DATASET ROWS start
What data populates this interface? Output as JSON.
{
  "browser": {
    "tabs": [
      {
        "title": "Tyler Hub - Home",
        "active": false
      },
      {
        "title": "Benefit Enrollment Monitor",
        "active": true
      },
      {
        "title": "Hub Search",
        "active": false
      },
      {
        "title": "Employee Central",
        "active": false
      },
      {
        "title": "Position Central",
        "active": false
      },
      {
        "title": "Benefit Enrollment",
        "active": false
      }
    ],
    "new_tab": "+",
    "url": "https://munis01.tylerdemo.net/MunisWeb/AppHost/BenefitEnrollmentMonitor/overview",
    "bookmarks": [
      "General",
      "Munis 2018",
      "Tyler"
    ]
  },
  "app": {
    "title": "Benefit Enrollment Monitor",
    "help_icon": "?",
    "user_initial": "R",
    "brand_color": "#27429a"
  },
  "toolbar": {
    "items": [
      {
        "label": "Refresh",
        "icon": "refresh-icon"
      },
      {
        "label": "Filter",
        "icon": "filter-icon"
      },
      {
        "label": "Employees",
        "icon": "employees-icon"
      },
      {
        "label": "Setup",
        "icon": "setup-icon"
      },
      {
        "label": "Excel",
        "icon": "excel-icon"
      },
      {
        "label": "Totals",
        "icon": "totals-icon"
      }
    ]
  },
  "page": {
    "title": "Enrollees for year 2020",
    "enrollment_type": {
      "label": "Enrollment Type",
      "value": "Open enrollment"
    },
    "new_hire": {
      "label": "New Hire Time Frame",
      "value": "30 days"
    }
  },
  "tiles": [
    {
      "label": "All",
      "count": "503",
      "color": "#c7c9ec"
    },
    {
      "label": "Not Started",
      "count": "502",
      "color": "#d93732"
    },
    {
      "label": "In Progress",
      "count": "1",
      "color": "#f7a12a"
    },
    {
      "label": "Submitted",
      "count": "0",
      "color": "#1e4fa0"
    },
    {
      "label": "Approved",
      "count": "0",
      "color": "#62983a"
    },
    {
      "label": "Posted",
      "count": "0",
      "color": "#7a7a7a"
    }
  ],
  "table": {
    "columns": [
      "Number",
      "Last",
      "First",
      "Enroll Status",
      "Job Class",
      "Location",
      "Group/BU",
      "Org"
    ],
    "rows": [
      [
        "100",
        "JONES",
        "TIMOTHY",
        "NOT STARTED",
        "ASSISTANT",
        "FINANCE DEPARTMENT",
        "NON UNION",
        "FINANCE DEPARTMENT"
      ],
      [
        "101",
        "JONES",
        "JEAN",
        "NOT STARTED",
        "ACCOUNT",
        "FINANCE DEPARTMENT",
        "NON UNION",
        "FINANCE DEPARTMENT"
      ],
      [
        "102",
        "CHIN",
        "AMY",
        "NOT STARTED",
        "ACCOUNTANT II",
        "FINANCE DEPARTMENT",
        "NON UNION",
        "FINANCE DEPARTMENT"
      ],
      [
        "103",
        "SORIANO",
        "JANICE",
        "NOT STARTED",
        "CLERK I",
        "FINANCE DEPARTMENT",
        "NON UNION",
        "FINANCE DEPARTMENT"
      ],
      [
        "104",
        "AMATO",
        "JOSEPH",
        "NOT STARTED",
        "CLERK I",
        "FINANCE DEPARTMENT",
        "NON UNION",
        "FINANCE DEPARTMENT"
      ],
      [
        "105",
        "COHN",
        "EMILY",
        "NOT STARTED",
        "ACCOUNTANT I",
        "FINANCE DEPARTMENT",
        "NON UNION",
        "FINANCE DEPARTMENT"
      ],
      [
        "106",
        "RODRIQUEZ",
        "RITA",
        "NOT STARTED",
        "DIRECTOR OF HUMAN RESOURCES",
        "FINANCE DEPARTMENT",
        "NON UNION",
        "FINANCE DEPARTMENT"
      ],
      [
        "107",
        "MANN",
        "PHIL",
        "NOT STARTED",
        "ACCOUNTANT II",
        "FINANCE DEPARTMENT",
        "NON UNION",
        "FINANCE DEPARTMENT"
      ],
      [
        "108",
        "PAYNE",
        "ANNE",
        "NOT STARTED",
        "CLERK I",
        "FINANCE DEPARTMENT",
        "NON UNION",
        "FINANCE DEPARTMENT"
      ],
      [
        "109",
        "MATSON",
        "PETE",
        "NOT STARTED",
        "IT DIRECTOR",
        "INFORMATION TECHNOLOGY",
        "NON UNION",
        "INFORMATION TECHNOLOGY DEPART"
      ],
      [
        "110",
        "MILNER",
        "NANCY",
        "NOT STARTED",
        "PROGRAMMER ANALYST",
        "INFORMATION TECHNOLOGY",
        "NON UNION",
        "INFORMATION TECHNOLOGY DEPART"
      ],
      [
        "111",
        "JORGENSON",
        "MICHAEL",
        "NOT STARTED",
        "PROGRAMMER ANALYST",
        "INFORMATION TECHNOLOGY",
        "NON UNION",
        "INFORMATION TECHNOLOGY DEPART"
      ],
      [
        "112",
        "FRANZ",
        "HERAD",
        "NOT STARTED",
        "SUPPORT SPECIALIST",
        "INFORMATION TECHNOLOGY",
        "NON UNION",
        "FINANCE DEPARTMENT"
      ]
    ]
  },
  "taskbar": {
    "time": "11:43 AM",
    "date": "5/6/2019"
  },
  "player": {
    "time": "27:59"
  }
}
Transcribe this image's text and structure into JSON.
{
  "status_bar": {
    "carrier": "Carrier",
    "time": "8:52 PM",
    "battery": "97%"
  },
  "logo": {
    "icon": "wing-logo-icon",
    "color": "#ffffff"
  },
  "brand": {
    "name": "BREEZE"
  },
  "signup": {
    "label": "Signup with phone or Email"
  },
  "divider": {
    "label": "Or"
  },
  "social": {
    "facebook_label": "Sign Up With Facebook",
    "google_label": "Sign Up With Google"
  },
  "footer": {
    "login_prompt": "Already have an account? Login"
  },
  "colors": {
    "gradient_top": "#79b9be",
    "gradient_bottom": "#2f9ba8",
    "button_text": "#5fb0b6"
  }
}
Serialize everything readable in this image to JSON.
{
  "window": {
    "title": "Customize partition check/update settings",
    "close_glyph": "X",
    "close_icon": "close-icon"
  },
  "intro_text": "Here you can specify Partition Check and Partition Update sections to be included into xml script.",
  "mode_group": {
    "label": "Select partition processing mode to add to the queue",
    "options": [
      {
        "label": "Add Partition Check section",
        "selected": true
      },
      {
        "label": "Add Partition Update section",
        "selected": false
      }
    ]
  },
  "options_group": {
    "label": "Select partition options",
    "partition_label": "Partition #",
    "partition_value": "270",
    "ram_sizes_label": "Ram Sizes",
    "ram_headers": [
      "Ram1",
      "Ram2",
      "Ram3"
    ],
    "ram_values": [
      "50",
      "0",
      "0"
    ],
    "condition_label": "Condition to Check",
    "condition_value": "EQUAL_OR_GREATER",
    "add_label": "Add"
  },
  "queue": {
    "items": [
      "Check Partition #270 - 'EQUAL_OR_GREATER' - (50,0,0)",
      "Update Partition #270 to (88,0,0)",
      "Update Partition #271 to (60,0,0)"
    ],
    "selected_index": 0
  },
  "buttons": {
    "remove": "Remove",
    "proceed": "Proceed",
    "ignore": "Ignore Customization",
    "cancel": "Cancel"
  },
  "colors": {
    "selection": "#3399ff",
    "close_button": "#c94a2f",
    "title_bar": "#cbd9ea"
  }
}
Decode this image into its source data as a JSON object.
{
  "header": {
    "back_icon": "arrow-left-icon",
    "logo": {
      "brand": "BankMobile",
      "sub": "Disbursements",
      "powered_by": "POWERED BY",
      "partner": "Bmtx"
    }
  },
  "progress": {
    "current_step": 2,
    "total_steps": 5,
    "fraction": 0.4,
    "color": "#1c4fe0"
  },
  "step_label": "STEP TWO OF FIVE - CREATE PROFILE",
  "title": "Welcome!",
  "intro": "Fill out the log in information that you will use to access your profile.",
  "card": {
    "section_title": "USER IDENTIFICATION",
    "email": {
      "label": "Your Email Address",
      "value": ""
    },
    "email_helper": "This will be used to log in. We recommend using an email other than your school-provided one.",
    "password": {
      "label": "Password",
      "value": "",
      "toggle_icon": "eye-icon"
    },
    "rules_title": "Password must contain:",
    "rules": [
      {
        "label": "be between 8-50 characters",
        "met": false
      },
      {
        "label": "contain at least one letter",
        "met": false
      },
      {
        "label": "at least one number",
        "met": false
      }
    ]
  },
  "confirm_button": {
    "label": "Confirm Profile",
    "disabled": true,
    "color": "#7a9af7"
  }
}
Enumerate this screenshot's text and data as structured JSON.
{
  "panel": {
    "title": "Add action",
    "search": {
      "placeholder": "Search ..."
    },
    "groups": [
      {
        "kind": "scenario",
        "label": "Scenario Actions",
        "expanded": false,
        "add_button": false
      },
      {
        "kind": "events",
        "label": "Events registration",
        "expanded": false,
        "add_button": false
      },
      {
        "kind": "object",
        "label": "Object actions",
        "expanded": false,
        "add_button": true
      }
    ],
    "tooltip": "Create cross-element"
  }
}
DATASET ROWS end
◆ WHAT NEEDS TO BE DONE: For each line in the data above that contains the string "into", extract the line.

◆ RIGHT ANSWER:
Transcribe this image's text and structure into JSON.
  "intro_text": "Here you can specify Partition Check and Partition Update sections to be included into xml script.",
Decode this image into its source data as a JSON object.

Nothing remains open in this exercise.